═════ Exercise input ═════

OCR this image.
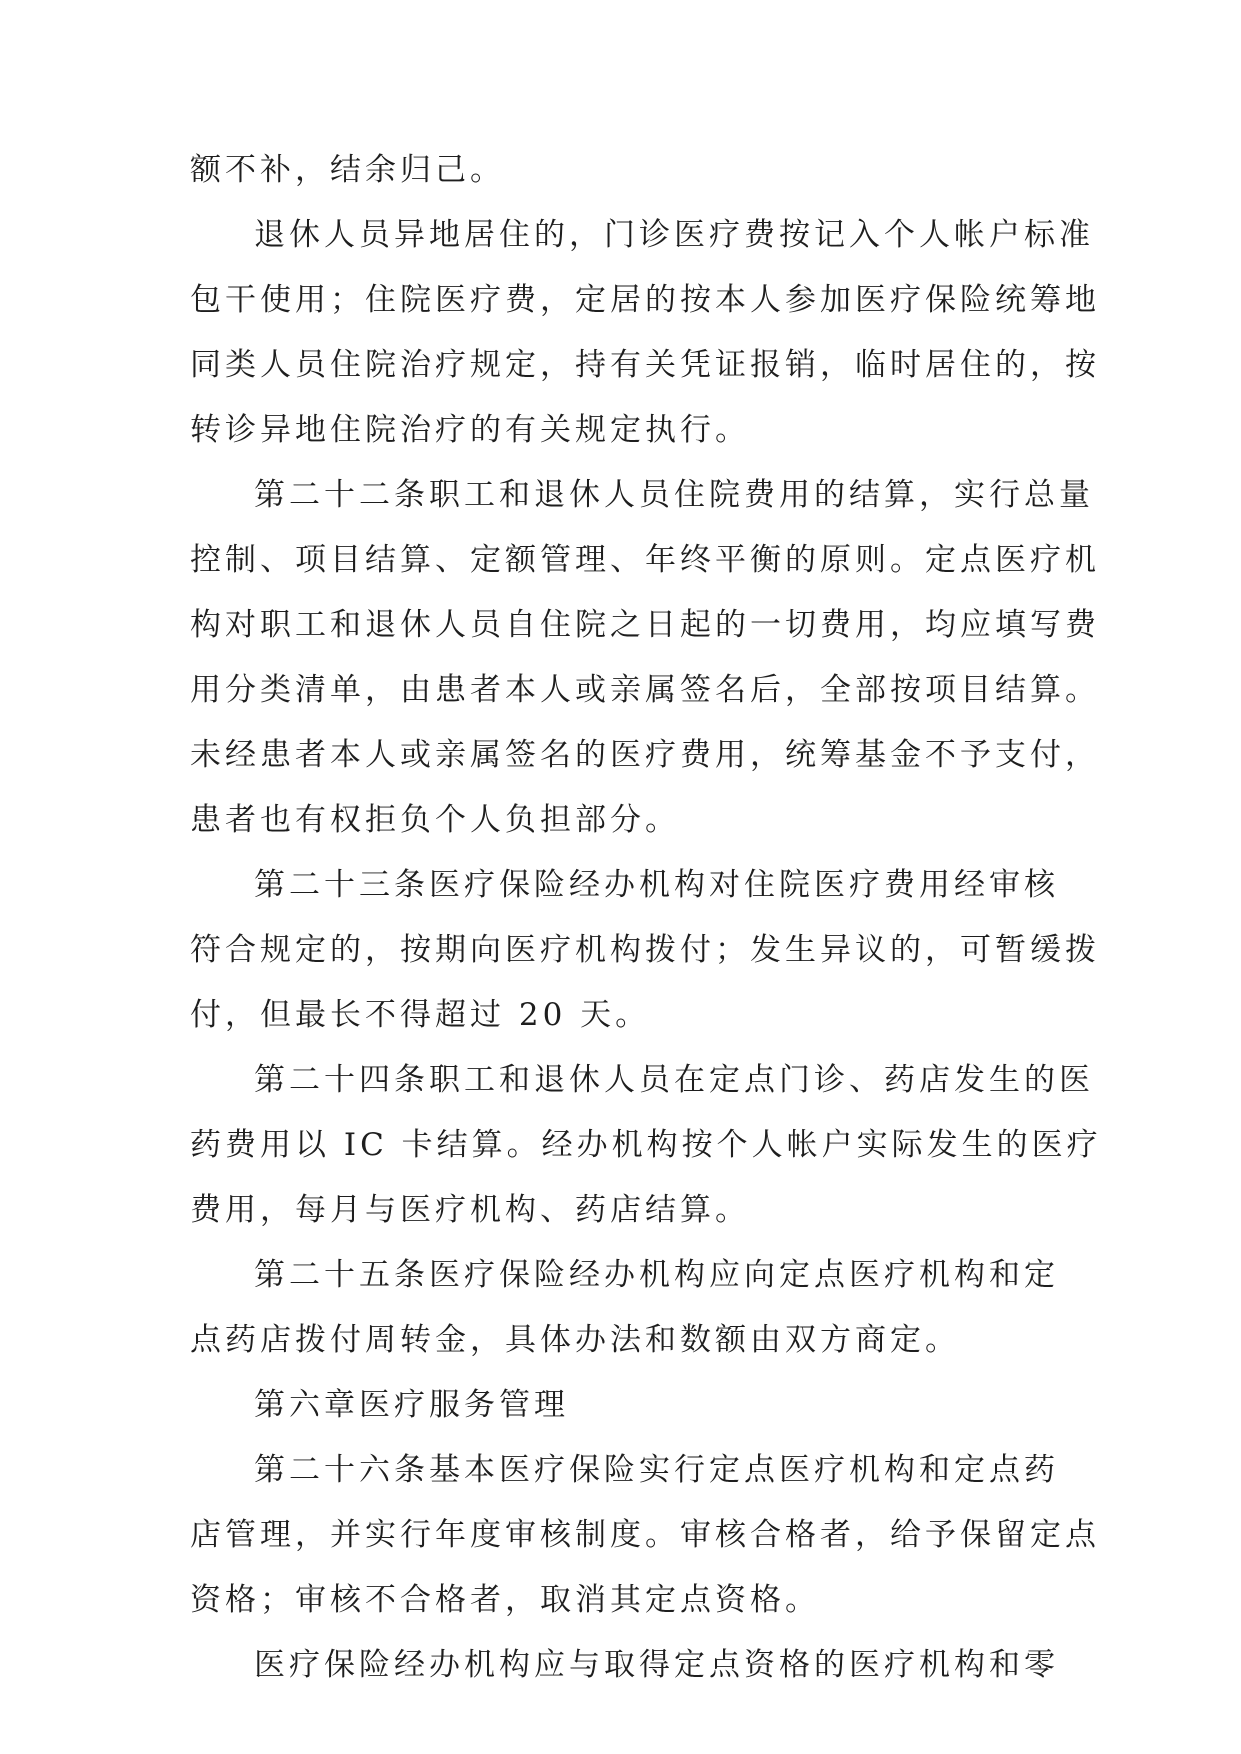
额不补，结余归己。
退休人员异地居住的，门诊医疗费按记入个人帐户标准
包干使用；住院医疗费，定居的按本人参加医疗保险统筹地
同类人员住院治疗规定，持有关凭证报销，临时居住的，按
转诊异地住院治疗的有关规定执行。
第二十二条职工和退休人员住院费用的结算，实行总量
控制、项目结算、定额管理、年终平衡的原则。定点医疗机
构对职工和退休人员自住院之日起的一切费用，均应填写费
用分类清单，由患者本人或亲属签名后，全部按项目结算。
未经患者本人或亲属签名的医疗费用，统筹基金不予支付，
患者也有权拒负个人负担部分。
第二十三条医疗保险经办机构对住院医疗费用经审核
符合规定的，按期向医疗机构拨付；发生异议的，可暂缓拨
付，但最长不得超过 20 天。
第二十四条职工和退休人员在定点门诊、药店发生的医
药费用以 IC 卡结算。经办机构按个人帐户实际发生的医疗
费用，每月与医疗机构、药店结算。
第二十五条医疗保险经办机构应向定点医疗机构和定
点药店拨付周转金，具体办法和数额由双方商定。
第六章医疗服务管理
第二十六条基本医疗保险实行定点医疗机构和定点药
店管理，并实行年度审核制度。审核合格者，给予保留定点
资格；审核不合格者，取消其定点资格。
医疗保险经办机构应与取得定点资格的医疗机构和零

═════
═════ Exercise input ═════

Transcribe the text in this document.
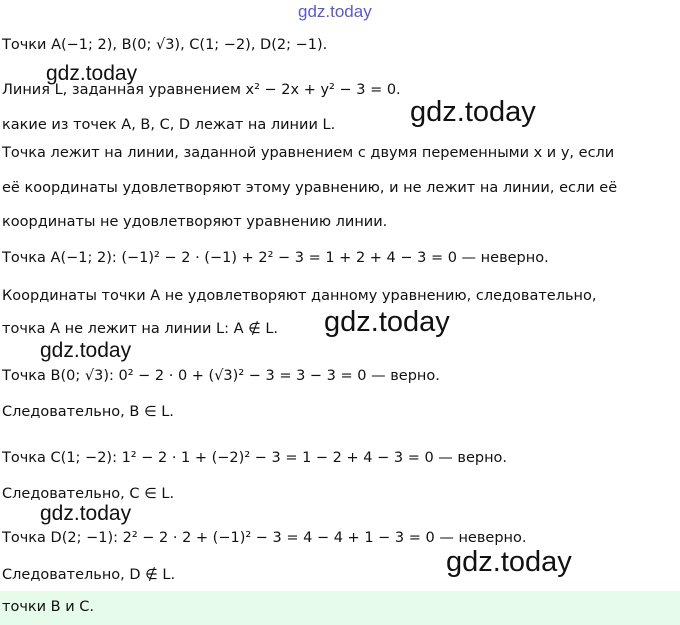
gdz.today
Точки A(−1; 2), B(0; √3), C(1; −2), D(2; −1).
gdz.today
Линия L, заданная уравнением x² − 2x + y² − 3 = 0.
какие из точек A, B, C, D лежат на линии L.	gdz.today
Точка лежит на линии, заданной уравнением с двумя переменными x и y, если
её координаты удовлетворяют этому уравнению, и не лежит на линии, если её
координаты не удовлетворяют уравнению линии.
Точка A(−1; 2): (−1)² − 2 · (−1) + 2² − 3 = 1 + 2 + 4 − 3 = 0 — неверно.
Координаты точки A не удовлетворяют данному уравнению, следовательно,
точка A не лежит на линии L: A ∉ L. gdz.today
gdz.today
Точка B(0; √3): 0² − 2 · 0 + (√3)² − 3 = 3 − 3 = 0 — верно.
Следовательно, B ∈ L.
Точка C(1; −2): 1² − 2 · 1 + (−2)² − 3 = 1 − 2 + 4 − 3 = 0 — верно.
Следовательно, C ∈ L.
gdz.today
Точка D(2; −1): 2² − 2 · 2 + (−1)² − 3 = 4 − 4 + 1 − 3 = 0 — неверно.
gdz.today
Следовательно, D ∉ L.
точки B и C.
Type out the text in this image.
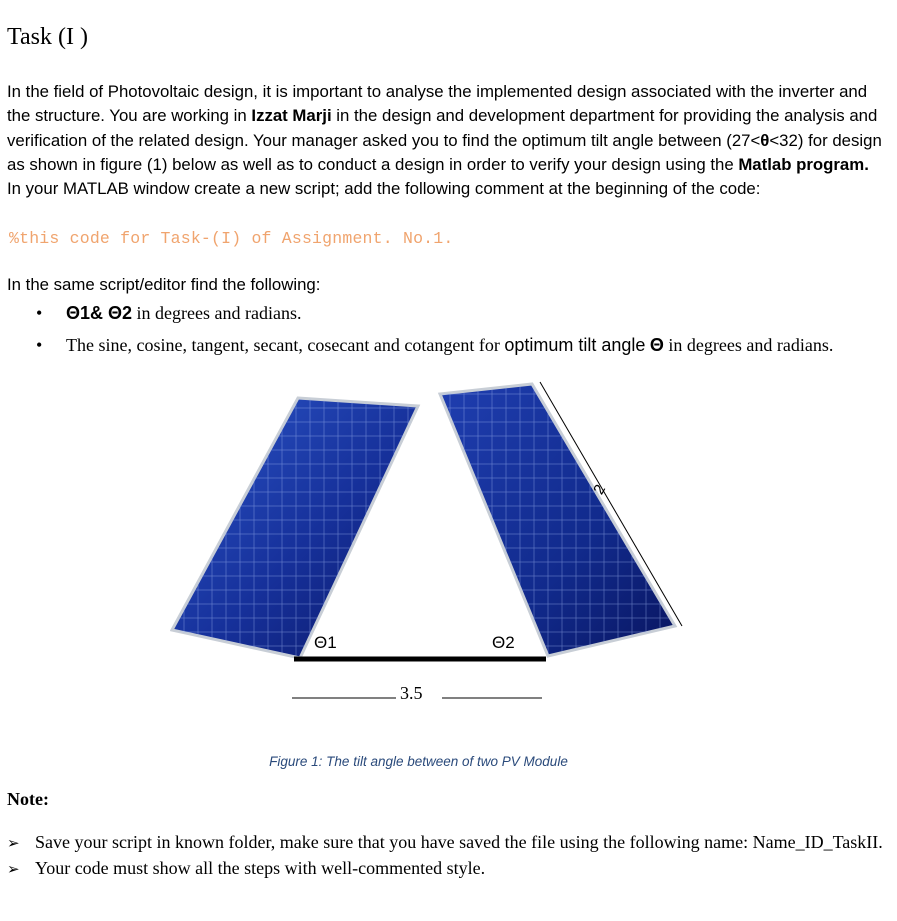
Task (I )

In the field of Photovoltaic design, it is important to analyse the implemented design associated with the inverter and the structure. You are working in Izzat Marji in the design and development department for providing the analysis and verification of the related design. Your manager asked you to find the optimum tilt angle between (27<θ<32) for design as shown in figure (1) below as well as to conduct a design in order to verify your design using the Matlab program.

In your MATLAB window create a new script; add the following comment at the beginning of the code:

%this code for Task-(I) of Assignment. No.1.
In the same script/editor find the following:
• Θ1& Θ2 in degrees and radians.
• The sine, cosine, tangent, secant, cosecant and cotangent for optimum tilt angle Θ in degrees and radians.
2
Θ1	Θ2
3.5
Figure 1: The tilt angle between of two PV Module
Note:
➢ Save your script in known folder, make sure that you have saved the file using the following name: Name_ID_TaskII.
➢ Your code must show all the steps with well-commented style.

═════

→ Set problem: Which lines hold the string "this"? Copy all of them from the data above.

→ Task answer:
OCR this image.
Transcribe the text in this document.
Type out the text in this image.
%this code for Task-(I) of Assignment. No.1.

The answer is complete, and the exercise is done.